** start of DATA IN THIS EXERCISE **
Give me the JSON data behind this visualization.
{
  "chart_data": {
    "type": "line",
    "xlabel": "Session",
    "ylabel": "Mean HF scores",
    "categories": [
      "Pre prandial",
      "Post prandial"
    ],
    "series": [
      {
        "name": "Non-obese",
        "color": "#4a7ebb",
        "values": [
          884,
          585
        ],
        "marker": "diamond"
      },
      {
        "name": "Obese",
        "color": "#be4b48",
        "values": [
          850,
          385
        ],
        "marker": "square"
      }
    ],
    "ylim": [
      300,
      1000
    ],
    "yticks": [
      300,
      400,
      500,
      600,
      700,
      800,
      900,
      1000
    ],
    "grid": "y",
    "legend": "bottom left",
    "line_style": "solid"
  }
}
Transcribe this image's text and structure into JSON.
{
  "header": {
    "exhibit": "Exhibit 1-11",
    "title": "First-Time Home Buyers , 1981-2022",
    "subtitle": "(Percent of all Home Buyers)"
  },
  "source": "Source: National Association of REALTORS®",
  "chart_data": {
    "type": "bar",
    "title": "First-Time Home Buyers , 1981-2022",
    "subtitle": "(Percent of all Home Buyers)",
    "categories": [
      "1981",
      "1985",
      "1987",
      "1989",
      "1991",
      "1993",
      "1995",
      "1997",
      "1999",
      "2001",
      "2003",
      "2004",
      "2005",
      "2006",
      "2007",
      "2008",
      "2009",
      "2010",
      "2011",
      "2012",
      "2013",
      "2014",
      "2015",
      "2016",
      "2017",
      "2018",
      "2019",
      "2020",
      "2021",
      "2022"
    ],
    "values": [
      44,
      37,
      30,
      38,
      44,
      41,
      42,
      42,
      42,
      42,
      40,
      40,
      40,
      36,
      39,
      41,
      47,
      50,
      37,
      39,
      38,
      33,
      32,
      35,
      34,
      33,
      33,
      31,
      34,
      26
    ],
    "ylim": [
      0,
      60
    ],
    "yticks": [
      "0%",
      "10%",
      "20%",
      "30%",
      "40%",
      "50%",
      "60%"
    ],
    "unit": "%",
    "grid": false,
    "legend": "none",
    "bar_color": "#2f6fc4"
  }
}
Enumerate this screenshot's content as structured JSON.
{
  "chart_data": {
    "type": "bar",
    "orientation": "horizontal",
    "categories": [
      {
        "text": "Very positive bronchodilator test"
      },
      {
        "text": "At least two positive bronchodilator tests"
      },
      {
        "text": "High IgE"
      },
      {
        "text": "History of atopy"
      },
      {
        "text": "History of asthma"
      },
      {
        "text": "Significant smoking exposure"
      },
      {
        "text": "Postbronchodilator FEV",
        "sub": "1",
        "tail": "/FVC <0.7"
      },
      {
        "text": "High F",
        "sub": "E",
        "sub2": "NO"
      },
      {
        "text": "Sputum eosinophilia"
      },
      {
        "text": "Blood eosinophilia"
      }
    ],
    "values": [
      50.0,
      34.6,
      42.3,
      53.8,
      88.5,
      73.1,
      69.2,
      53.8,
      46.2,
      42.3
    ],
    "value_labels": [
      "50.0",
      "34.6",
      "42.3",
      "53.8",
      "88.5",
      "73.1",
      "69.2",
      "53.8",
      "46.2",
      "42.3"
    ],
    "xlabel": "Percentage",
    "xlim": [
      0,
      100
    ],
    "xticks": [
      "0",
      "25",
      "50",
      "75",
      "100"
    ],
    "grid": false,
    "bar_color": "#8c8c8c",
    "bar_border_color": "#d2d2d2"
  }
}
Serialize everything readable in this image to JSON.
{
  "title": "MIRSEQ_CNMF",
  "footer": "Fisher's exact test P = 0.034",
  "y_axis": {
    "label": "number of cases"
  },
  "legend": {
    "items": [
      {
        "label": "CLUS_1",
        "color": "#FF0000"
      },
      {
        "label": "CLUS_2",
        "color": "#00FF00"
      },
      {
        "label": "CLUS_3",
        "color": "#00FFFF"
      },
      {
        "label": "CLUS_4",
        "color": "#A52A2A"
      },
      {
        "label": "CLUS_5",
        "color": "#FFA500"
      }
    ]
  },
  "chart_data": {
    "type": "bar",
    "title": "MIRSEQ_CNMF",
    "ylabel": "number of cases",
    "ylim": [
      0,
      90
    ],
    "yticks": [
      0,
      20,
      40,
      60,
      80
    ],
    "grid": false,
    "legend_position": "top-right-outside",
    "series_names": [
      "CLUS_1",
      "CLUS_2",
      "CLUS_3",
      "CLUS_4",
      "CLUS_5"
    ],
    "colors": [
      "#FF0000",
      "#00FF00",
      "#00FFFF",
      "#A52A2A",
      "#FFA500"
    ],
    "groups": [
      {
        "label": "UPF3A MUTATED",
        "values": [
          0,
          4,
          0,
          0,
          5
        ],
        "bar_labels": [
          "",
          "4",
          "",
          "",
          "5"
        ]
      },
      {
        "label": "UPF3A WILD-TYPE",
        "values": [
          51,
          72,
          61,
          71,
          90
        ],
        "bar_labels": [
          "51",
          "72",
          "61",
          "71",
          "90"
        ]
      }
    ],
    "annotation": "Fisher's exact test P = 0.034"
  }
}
** end of DATA IN THIS EXERCISE **
Your task is to repeat every entry exactly.

*COMPLETE OUTPUT*
Give me the JSON data behind this visualization.
{
  "chart_data": {
    "type": "line",
    "xlabel": "Session",
    "ylabel": "Mean HF scores",
    "categories": [
      "Pre prandial",
      "Post prandial"
    ],
    "series": [
      {
        "name": "Non-obese",
        "color": "#4a7ebb",
        "values": [
          884,
          585
        ],
        "marker": "diamond"
      },
      {
        "name": "Obese",
        "color": "#be4b48",
        "values": [
          850,
          385
        ],
        "marker": "square"
      }
    ],
    "ylim": [
      300,
      1000
    ],
    "yticks": [
      300,
      400,
      500,
      600,
      700,
      800,
      900,
      1000
    ],
    "grid": "y",
    "legend": "bottom left",
    "line_style": "solid"
  }
}
Transcribe this image's text and structure into JSON.
{
  "header": {
    "exhibit": "Exhibit 1-11",
    "title": "First-Time Home Buyers , 1981-2022",
    "subtitle": "(Percent of all Home Buyers)"
  },
  "source": "Source: National Association of REALTORS®",
  "chart_data": {
    "type": "bar",
    "title": "First-Time Home Buyers , 1981-2022",
    "subtitle": "(Percent of all Home Buyers)",
    "categories": [
      "1981",
      "1985",
      "1987",
      "1989",
      "1991",
      "1993",
      "1995",
      "1997",
      "1999",
      "2001",
      "2003",
      "2004",
      "2005",
      "2006",
      "2007",
      "2008",
      "2009",
      "2010",
      "2011",
      "2012",
      "2013",
      "2014",
      "2015",
      "2016",
      "2017",
      "2018",
      "2019",
      "2020",
      "2021",
      "2022"
    ],
    "values": [
      44,
      37,
      30,
      38,
      44,
      41,
      42,
      42,
      42,
      42,
      40,
      40,
      40,
      36,
      39,
      41,
      47,
      50,
      37,
      39,
      38,
      33,
      32,
      35,
      34,
      33,
      33,
      31,
      34,
      26
    ],
    "ylim": [
      0,
      60
    ],
    "yticks": [
      "0%",
      "10%",
      "20%",
      "30%",
      "40%",
      "50%",
      "60%"
    ],
    "unit": "%",
    "grid": false,
    "legend": "none",
    "bar_color": "#2f6fc4"
  }
}
Enumerate this screenshot's content as structured JSON.
{
  "chart_data": {
    "type": "bar",
    "orientation": "horizontal",
    "categories": [
      {
        "text": "Very positive bronchodilator test"
      },
      {
        "text": "At least two positive bronchodilator tests"
      },
      {
        "text": "High IgE"
      },
      {
        "text": "History of atopy"
      },
      {
        "text": "History of asthma"
      },
      {
        "text": "Significant smoking exposure"
      },
      {
        "text": "Postbronchodilator FEV",
        "sub": "1",
        "tail": "/FVC <0.7"
      },
      {
        "text": "High F",
        "sub": "E",
        "sub2": "NO"
      },
      {
        "text": "Sputum eosinophilia"
      },
      {
        "text": "Blood eosinophilia"
      }
    ],
    "values": [
      50.0,
      34.6,
      42.3,
      53.8,
      88.5,
      73.1,
      69.2,
      53.8,
      46.2,
      42.3
    ],
    "value_labels": [
      "50.0",
      "34.6",
      "42.3",
      "53.8",
      "88.5",
      "73.1",
      "69.2",
      "53.8",
      "46.2",
      "42.3"
    ],
    "xlabel": "Percentage",
    "xlim": [
      0,
      100
    ],
    "xticks": [
      "0",
      "25",
      "50",
      "75",
      "100"
    ],
    "grid": false,
    "bar_color": "#8c8c8c",
    "bar_border_color": "#d2d2d2"
  }
}
Serialize everything readable in this image to JSON.
{
  "title": "MIRSEQ_CNMF",
  "footer": "Fisher's exact test P = 0.034",
  "y_axis": {
    "label": "number of cases"
  },
  "legend": {
    "items": [
      {
        "label": "CLUS_1",
        "color": "#FF0000"
      },
      {
        "label": "CLUS_2",
        "color": "#00FF00"
      },
      {
        "label": "CLUS_3",
        "color": "#00FFFF"
      },
      {
        "label": "CLUS_4",
        "color": "#A52A2A"
      },
      {
        "label": "CLUS_5",
        "color": "#FFA500"
      }
    ]
  },
  "chart_data": {
    "type": "bar",
    "title": "MIRSEQ_CNMF",
    "ylabel": "number of cases",
    "ylim": [
      0,
      90
    ],
    "yticks": [
      0,
      20,
      40,
      60,
      80
    ],
    "grid": false,
    "legend_position": "top-right-outside",
    "series_names": [
      "CLUS_1",
      "CLUS_2",
      "CLUS_3",
      "CLUS_4",
      "CLUS_5"
    ],
    "colors": [
      "#FF0000",
      "#00FF00",
      "#00FFFF",
      "#A52A2A",
      "#FFA500"
    ],
    "groups": [
      {
        "label": "UPF3A MUTATED",
        "values": [
          0,
          4,
          0,
          0,
          5
        ],
        "bar_labels": [
          "",
          "4",
          "",
          "",
          "5"
        ]
      },
      {
        "label": "UPF3A WILD-TYPE",
        "values": [
          51,
          72,
          61,
          71,
          90
        ],
        "bar_labels": [
          "51",
          "72",
          "61",
          "71",
          "90"
        ]
      }
    ],
    "annotation": "Fisher's exact test P = 0.034"
  }
}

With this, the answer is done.